- **Records to use**:
================

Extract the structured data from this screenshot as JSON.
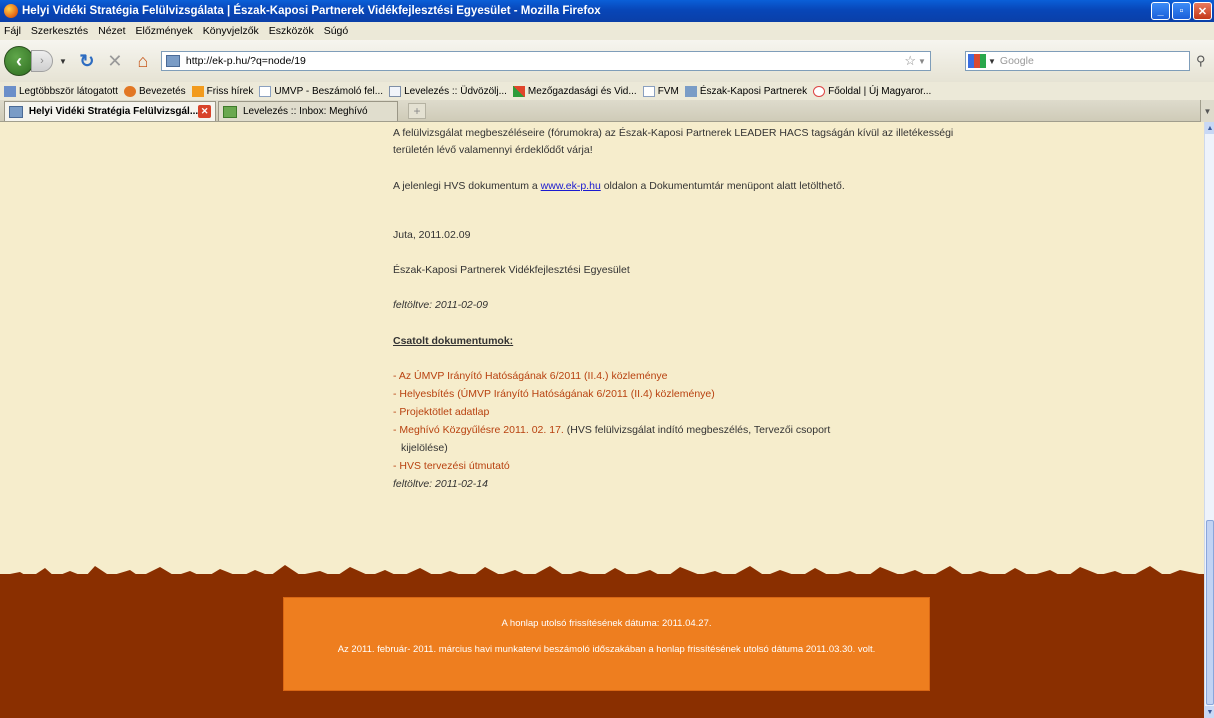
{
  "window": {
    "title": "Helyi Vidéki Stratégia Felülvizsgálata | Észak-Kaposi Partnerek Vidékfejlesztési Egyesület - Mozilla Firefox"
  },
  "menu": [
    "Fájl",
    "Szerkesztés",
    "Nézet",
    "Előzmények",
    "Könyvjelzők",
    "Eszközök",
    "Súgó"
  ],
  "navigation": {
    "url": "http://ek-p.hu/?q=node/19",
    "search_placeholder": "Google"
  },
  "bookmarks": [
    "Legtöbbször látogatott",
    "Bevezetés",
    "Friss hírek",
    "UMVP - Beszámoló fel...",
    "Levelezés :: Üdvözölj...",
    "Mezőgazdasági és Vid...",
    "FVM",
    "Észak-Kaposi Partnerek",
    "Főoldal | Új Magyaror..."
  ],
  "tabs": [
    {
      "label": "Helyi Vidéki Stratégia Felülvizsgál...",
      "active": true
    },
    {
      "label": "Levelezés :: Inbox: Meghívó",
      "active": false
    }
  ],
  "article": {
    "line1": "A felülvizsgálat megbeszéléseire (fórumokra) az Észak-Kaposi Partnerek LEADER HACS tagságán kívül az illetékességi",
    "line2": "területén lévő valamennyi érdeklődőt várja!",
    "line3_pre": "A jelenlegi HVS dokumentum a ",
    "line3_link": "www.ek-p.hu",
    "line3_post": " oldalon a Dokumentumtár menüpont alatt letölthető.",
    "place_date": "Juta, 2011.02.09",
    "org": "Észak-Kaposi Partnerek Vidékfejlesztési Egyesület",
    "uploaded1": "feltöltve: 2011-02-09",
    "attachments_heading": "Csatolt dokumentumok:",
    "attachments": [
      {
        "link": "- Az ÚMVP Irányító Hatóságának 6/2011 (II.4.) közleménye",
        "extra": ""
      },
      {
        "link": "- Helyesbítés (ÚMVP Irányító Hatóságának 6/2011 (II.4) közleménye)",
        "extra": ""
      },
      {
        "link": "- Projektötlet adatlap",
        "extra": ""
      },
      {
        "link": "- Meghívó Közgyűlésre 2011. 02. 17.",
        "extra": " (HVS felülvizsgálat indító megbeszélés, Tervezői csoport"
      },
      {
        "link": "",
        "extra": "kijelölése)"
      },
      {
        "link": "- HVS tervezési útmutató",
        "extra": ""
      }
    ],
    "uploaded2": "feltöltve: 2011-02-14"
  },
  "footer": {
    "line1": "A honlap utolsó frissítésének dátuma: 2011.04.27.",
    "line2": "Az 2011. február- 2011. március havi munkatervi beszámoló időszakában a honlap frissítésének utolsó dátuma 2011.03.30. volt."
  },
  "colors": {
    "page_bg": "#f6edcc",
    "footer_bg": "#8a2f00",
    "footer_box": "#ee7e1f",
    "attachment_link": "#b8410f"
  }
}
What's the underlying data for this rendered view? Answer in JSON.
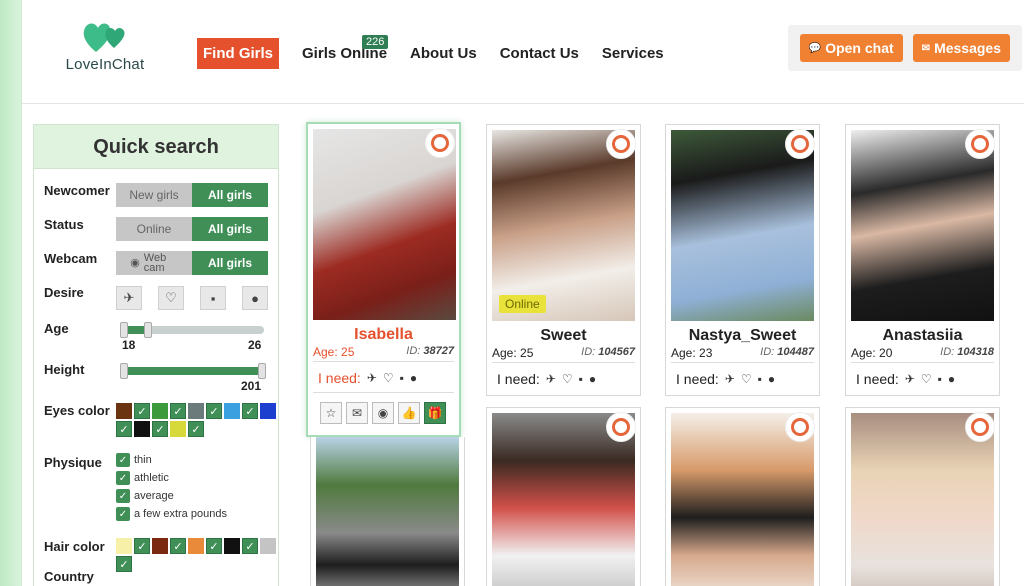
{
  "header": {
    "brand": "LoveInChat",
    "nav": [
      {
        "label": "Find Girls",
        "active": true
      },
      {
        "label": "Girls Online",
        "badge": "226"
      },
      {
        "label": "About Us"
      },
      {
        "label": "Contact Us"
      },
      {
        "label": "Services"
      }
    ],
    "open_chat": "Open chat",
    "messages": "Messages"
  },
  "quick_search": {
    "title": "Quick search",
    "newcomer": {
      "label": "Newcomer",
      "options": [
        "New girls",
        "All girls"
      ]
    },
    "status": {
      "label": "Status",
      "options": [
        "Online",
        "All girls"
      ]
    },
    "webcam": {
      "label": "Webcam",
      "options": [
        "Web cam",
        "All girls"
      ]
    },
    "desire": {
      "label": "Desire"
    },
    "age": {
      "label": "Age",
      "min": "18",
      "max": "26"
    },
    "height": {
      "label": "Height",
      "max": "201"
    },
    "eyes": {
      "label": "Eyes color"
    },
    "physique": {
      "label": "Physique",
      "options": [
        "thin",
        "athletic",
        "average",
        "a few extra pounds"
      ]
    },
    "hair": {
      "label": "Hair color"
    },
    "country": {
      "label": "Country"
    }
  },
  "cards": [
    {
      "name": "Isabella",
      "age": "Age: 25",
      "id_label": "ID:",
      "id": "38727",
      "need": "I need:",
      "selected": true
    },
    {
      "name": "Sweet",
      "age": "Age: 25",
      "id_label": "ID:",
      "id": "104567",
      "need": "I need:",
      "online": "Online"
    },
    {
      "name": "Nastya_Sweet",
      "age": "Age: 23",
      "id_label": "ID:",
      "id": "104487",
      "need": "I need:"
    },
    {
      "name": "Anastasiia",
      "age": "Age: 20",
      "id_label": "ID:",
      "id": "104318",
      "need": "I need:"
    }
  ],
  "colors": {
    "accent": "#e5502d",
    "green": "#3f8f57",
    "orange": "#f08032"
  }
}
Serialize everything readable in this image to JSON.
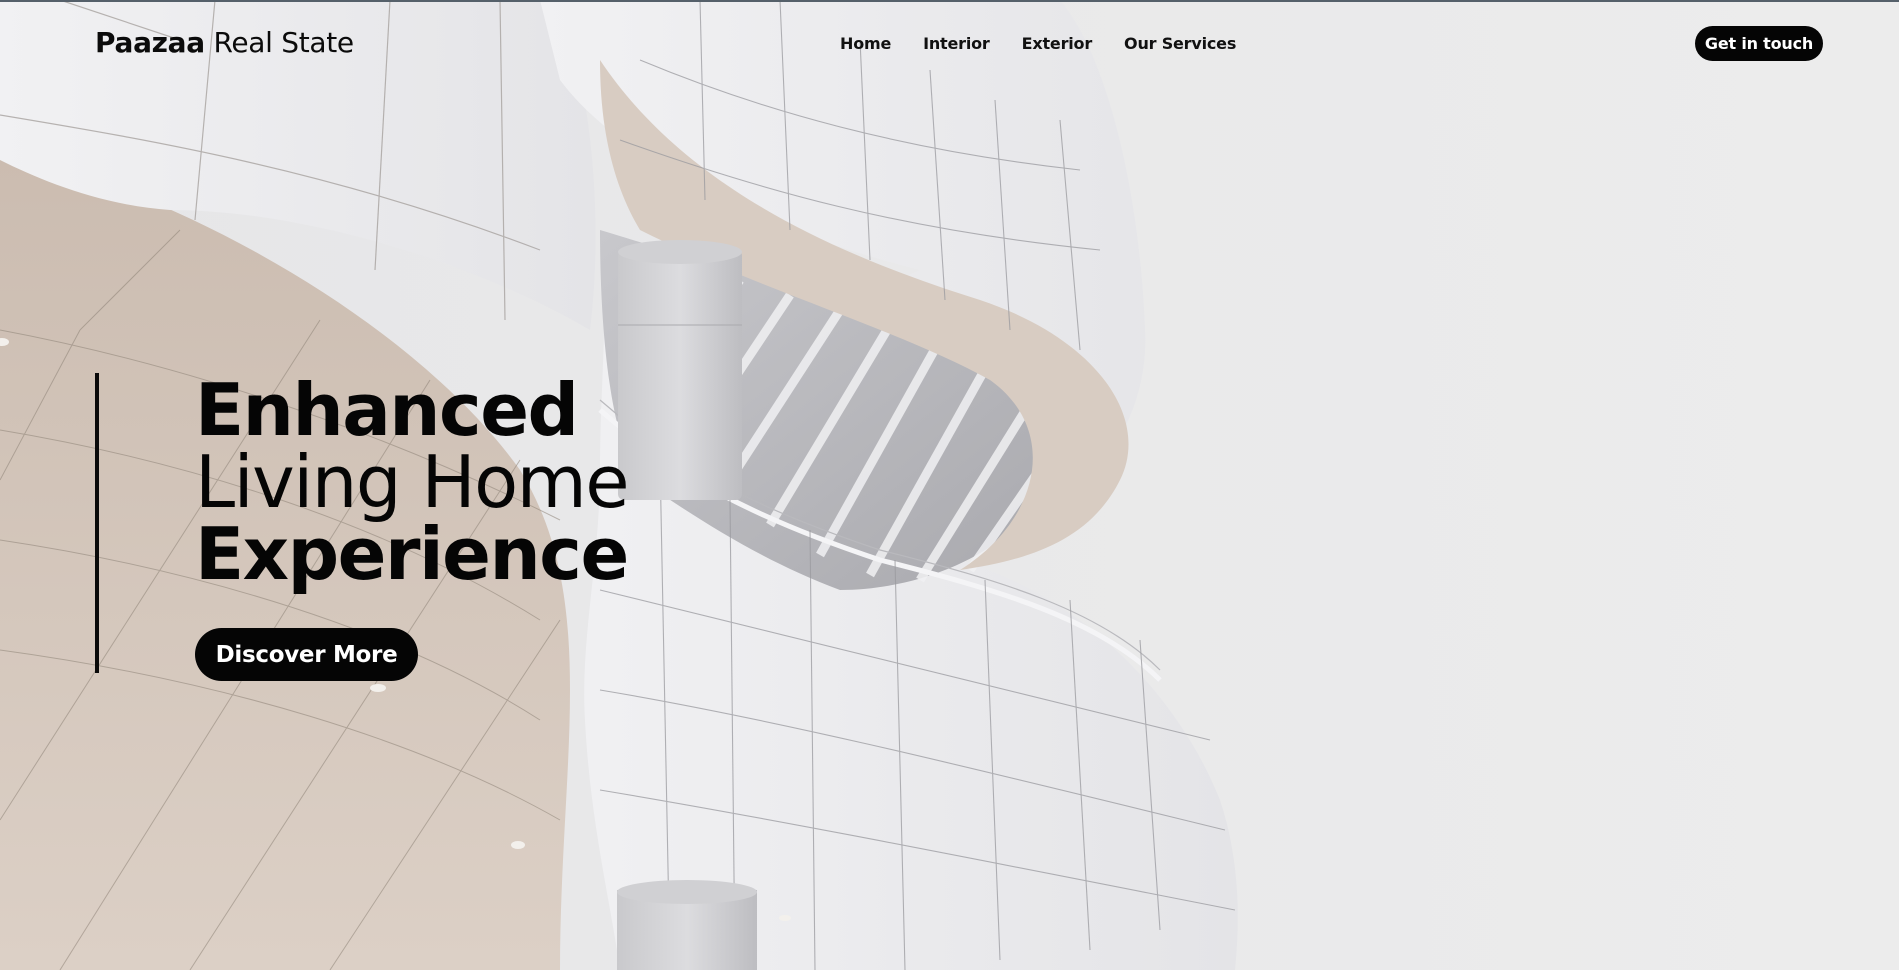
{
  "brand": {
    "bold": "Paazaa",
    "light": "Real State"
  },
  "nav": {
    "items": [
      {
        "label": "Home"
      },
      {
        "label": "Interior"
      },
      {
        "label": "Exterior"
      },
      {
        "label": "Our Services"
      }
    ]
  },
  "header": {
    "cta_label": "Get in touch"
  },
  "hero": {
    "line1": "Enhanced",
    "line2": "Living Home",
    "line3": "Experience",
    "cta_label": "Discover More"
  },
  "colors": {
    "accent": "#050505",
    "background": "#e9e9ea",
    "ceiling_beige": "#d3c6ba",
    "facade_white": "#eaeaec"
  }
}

================

- **Given task**: Looking at the listing above, how many of its lines contain the string "Irányító"? Give the number alone.

- **In response**: 2